Problem details: Copy out each line that has "apoptosis" in it.
───── Records shown ─────
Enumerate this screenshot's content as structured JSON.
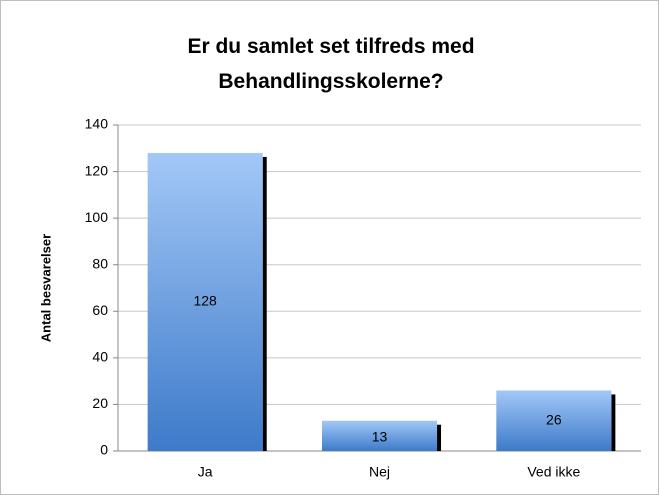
{
  "chart_data": {
    "type": "bar",
    "title": "Er du samlet set tilfreds med Behandlingsskolerne?",
    "y_label": "Antal besvarelser",
    "categories": [
      "Ja",
      "Nej",
      "Ved ikke"
    ],
    "values": [
      128,
      13,
      26
    ],
    "color": "#4a86d4",
    "ylim": [
      0,
      140
    ],
    "yticks": [
      0,
      20,
      40,
      60,
      80,
      100,
      120,
      140
    ],
    "grid": true
  }
}
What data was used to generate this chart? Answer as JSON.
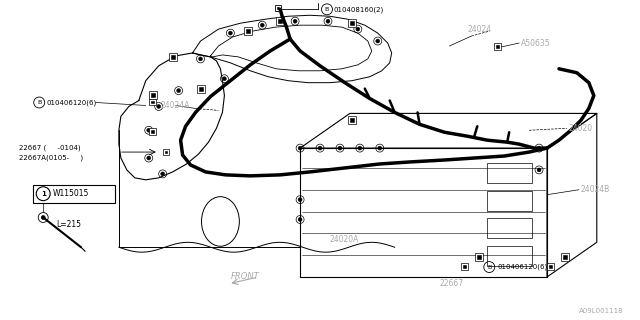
{
  "bg_color": "#ffffff",
  "lc": "#000000",
  "gray": "#aaaaaa",
  "labels": {
    "top_bolt": "B○010408160(2)",
    "part_24024": "24024",
    "part_A50635": "A50635",
    "part_24020": "24020",
    "left_bolt": "B○010406120(6)",
    "part_24024A": "24024A",
    "left_22667": "22667 (     -0104)",
    "left_22667A": "22667A(0105-     )",
    "part_24020A": "24020A",
    "part_24024B": "24024B",
    "bot_bolt": "B○010406120(6)",
    "bot_22667": "22667",
    "legend_label": "W115015",
    "legend_l": "L=215",
    "front": "FRONT",
    "ref": "A09L001118"
  },
  "figsize": [
    6.4,
    3.2
  ],
  "dpi": 100
}
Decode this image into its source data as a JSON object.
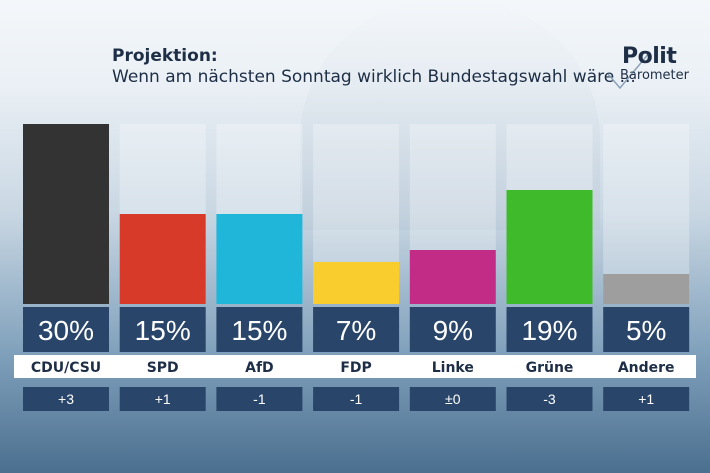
{
  "header": {
    "title": "Projektion:",
    "subtitle": "Wenn am nächsten Sonntag wirklich Bundestagswahl wäre ..."
  },
  "logo": {
    "line1": "Polit",
    "line2": "Barometer"
  },
  "chart_data": {
    "type": "bar",
    "categories": [
      "CDU/CSU",
      "SPD",
      "AfD",
      "FDP",
      "Linke",
      "Grüne",
      "Andere"
    ],
    "values": [
      30,
      15,
      15,
      7,
      9,
      19,
      5
    ],
    "value_labels": [
      "30%",
      "15%",
      "15%",
      "7%",
      "9%",
      "19%",
      "5%"
    ],
    "changes": [
      "+3",
      "+1",
      "-1",
      "-1",
      "±0",
      "-3",
      "+1"
    ],
    "colors": [
      "#333333",
      "#d83a2a",
      "#1fb6d9",
      "#f9cd2d",
      "#c22b86",
      "#3fba2a",
      "#9e9e9e"
    ],
    "ylim": [
      0,
      30
    ]
  }
}
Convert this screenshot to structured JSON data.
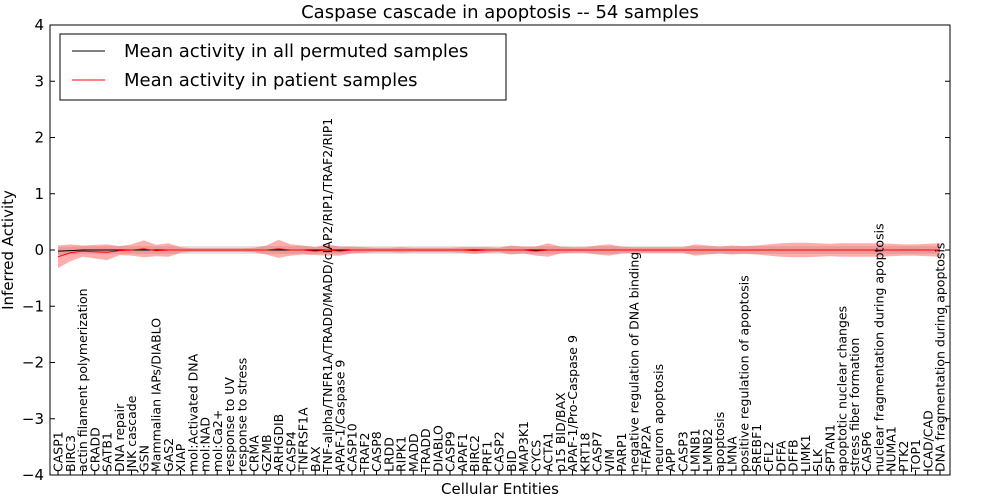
{
  "chart_data": {
    "type": "line",
    "title": "Caspase cascade in apoptosis -- 54 samples",
    "xlabel": "Cellular Entities",
    "ylabel": "Inferred Activity",
    "ylim": [
      -4,
      4
    ],
    "yticks": [
      "4",
      "3",
      "2",
      "1",
      "0",
      "−1",
      "−2",
      "−3",
      "−4"
    ],
    "legend_position": "top-left",
    "legend": [
      {
        "label": "Mean activity in all permuted samples",
        "color": "#000000"
      },
      {
        "label": "Mean activity in patient samples",
        "color": "#ff0000"
      }
    ],
    "categories": [
      "CASP1",
      "BIRC3",
      "actin filament polymerization",
      "CRADD",
      "SATB1",
      "DNA repair",
      "JNK cascade",
      "GSN",
      "Mammalian IAPs/DIABLO",
      "GAS2",
      "XIAP",
      "mol:Activated DNA",
      "mol:NAD",
      "mol:Ca2+",
      "response to UV",
      "response to stress",
      "CRMA",
      "GZMB",
      "ARHGDIB",
      "CASP4",
      "TNFRSF1A",
      "BAX",
      "TNF-alpha/TNFR1A/TRADD/MADD/cIAP2/RIP1/TRAF2/RIP1",
      "APAF-1/Caspase 9",
      "CASP10",
      "TRAF2",
      "CASP8",
      "LRDD",
      "RIPK1",
      "MADD",
      "TRADD",
      "DIABLO",
      "CASP9",
      "APAF1",
      "BIRC2",
      "PRF1",
      "CASP2",
      "BID",
      "MAP3K1",
      "CYCS",
      "ACTA1",
      "p15 BID/BAX",
      "APAF-1/Pro-Caspase 9",
      "KRT18",
      "CASP7",
      "VIM",
      "PARP1",
      "negative regulation of DNA binding",
      "TFAP2A",
      "neuron apoptosis",
      "APP",
      "CASP3",
      "LMNB1",
      "LMNB2",
      "apoptosis",
      "LMNA",
      "positive regulation of apoptosis",
      "SREBF1",
      "CFL2",
      "DFFA",
      "DFFB",
      "LIMK1",
      "SLK",
      "SPTAN1",
      "apoptotic nuclear changes",
      "stress fiber formation",
      "CASP6",
      "nuclear fragmentation during apoptosis",
      "NUMA1",
      "PTK2",
      "TOP1",
      "ICAD/CAD",
      "DNA fragmentation during apoptosis"
    ],
    "series": [
      {
        "name": "Mean activity in all permuted samples",
        "color": "#000000",
        "values": [
          -0.02,
          -0.01,
          0.0,
          0.0,
          0.0,
          0.0,
          0.0,
          0.0,
          0.0,
          0.0,
          0.0,
          0.0,
          0.0,
          0.0,
          0.0,
          0.0,
          0.0,
          0.0,
          0.0,
          0.0,
          0.0,
          0.0,
          0.0,
          0.0,
          0.0,
          0.0,
          0.0,
          0.0,
          0.0,
          0.0,
          0.0,
          0.0,
          0.0,
          0.0,
          0.0,
          0.0,
          0.0,
          0.0,
          0.0,
          0.0,
          0.0,
          0.0,
          0.0,
          0.0,
          0.0,
          0.0,
          0.0,
          0.0,
          0.0,
          0.0,
          0.0,
          0.0,
          0.0,
          0.0,
          0.0,
          0.0,
          0.0,
          0.0,
          0.0,
          0.0,
          0.0,
          0.0,
          0.0,
          0.0,
          0.0,
          0.0,
          0.0,
          0.0,
          0.0,
          0.0,
          0.0,
          0.0,
          0.0
        ],
        "band": 0.07
      },
      {
        "name": "Mean activity in patient samples",
        "color": "#ff0000",
        "values": [
          -0.12,
          -0.05,
          -0.02,
          -0.03,
          -0.04,
          -0.01,
          0.0,
          0.02,
          -0.01,
          0.0,
          0.0,
          0.0,
          0.0,
          0.0,
          0.0,
          0.0,
          0.0,
          0.0,
          0.02,
          0.0,
          0.0,
          -0.02,
          0.0,
          -0.02,
          0.0,
          0.0,
          0.0,
          0.0,
          0.0,
          0.0,
          0.0,
          0.0,
          0.0,
          0.0,
          -0.01,
          0.0,
          0.0,
          0.0,
          0.0,
          -0.02,
          0.0,
          0.0,
          0.0,
          0.0,
          0.0,
          0.0,
          0.0,
          0.0,
          0.0,
          0.0,
          0.0,
          0.0,
          0.0,
          0.0,
          0.0,
          0.0,
          0.0,
          0.0,
          0.0,
          0.0,
          0.0,
          0.0,
          0.0,
          0.0,
          0.0,
          0.0,
          0.0,
          0.0,
          0.0,
          0.0,
          0.0,
          0.0,
          0.0
        ],
        "band": [
          0.2,
          0.15,
          0.1,
          0.12,
          0.14,
          0.08,
          0.1,
          0.15,
          0.1,
          0.12,
          0.05,
          0.03,
          0.03,
          0.03,
          0.03,
          0.03,
          0.04,
          0.08,
          0.16,
          0.1,
          0.08,
          0.07,
          0.1,
          0.08,
          0.06,
          0.05,
          0.04,
          0.04,
          0.05,
          0.04,
          0.04,
          0.04,
          0.04,
          0.05,
          0.06,
          0.05,
          0.04,
          0.08,
          0.06,
          0.08,
          0.12,
          0.06,
          0.05,
          0.05,
          0.08,
          0.1,
          0.06,
          0.05,
          0.05,
          0.05,
          0.05,
          0.05,
          0.1,
          0.08,
          0.06,
          0.08,
          0.07,
          0.08,
          0.1,
          0.12,
          0.13,
          0.13,
          0.12,
          0.11,
          0.12,
          0.12,
          0.12,
          0.12,
          0.11,
          0.1,
          0.1,
          0.11,
          0.12
        ]
      }
    ]
  }
}
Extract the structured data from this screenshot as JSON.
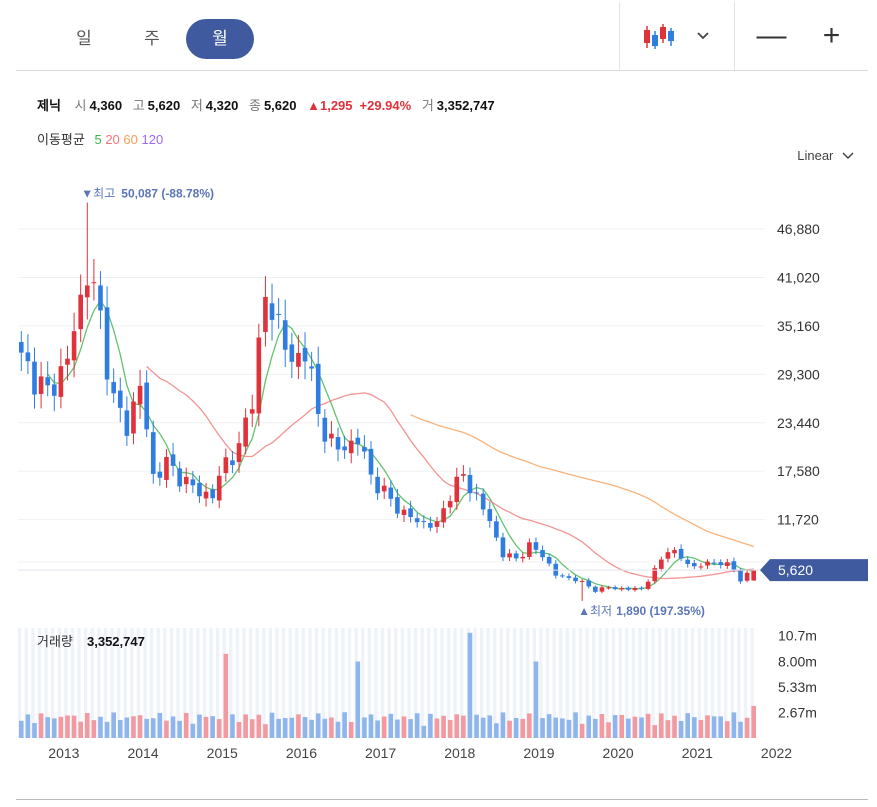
{
  "tabs": [
    {
      "label": "일",
      "active": false
    },
    {
      "label": "주",
      "active": false
    },
    {
      "label": "월",
      "active": true
    }
  ],
  "toolbar": {
    "chart_type_icon": "candlestick-icon",
    "dropdown_icon": "chevron-down-icon",
    "zoom_out_label": "—",
    "zoom_in_label": "+"
  },
  "info": {
    "name": "제닉",
    "open_label": "시",
    "open": "4,360",
    "high_label": "고",
    "high": "5,620",
    "low_label": "저",
    "low": "4,320",
    "close_label": "종",
    "close": "5,620",
    "change": "▲1,295",
    "change_pct": "+29.94%",
    "volume_label": "거",
    "volume": "3,352,747"
  },
  "ma": {
    "label": "이동평균",
    "periods": [
      {
        "label": "5",
        "color": "#3cb44b"
      },
      {
        "label": "20",
        "color": "#f07878"
      },
      {
        "label": "60",
        "color": "#f5a05a"
      },
      {
        "label": "120",
        "color": "#9b6bf0"
      }
    ]
  },
  "scale_label": "Linear",
  "colors": {
    "up": "#e0323b",
    "down": "#2f7de1",
    "accent": "#3f5a9e",
    "marker": "#5a75b8"
  },
  "chart_data": {
    "type": "candlestick",
    "interval": "monthly",
    "x_ticks": [
      "2013",
      "2014",
      "2015",
      "2016",
      "2017",
      "2018",
      "2019",
      "2020",
      "2021",
      "2022"
    ],
    "y_ticks": [
      "46,880",
      "41,020",
      "35,160",
      "29,300",
      "23,440",
      "17,580",
      "11,720"
    ],
    "ylim": [
      2000,
      51000
    ],
    "current_price_label": "5,620",
    "current_price": 5620,
    "high_marker": {
      "text": "▼최고",
      "value_text": "50,087 (-88.78%)",
      "value": 50087
    },
    "low_marker": {
      "text": "▲최저",
      "value_text": "1,890 (197.35%)",
      "value": 1890
    },
    "volume": {
      "label": "거래량",
      "value": "3,352,747",
      "y_ticks": [
        "10.7m",
        "8.00m",
        "5.33m",
        "2.67m"
      ],
      "max": 11500000
    },
    "anchors": [
      [
        0,
        31000
      ],
      [
        4,
        27000
      ],
      [
        7,
        31000
      ],
      [
        10,
        42000
      ],
      [
        12,
        36000
      ],
      [
        14,
        26000
      ],
      [
        16,
        23000
      ],
      [
        18,
        28000
      ],
      [
        20,
        17000
      ],
      [
        22,
        18500
      ],
      [
        24,
        17000
      ],
      [
        26,
        15500
      ],
      [
        29,
        14500
      ],
      [
        31,
        19000
      ],
      [
        33,
        20000
      ],
      [
        35,
        27000
      ],
      [
        37,
        38000
      ],
      [
        39,
        36000
      ],
      [
        41,
        30000
      ],
      [
        43,
        33000
      ],
      [
        45,
        24000
      ],
      [
        48,
        20000
      ],
      [
        51,
        21500
      ],
      [
        53,
        17000
      ],
      [
        56,
        14000
      ],
      [
        58,
        12500
      ],
      [
        60,
        11500
      ],
      [
        63,
        11000
      ],
      [
        65,
        15000
      ],
      [
        67,
        17000
      ],
      [
        69,
        14500
      ],
      [
        71,
        11500
      ],
      [
        73,
        7500
      ],
      [
        75,
        7000
      ],
      [
        77,
        8500
      ],
      [
        79,
        7500
      ],
      [
        81,
        5000
      ],
      [
        84,
        4500
      ],
      [
        87,
        3200
      ],
      [
        89,
        3500
      ],
      [
        92,
        3300
      ],
      [
        94,
        3400
      ],
      [
        96,
        5500
      ],
      [
        98,
        8300
      ],
      [
        100,
        7000
      ],
      [
        102,
        6000
      ],
      [
        104,
        6400
      ],
      [
        106,
        6600
      ],
      [
        108,
        5700
      ],
      [
        109,
        4500
      ],
      [
        111,
        5620
      ]
    ],
    "ma_labels": [
      "5",
      "20",
      "60",
      "120"
    ]
  }
}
─────
Solution for this exercise:
    "title": "Caspase cascade in apoptosis -- 54 samples",
      "neuron apoptosis",
      "apoptosis",
      "positive regulation of apoptosis",
      "nuclear fragmentation during apoptosis",
      "DNA fragmentation during apoptosis"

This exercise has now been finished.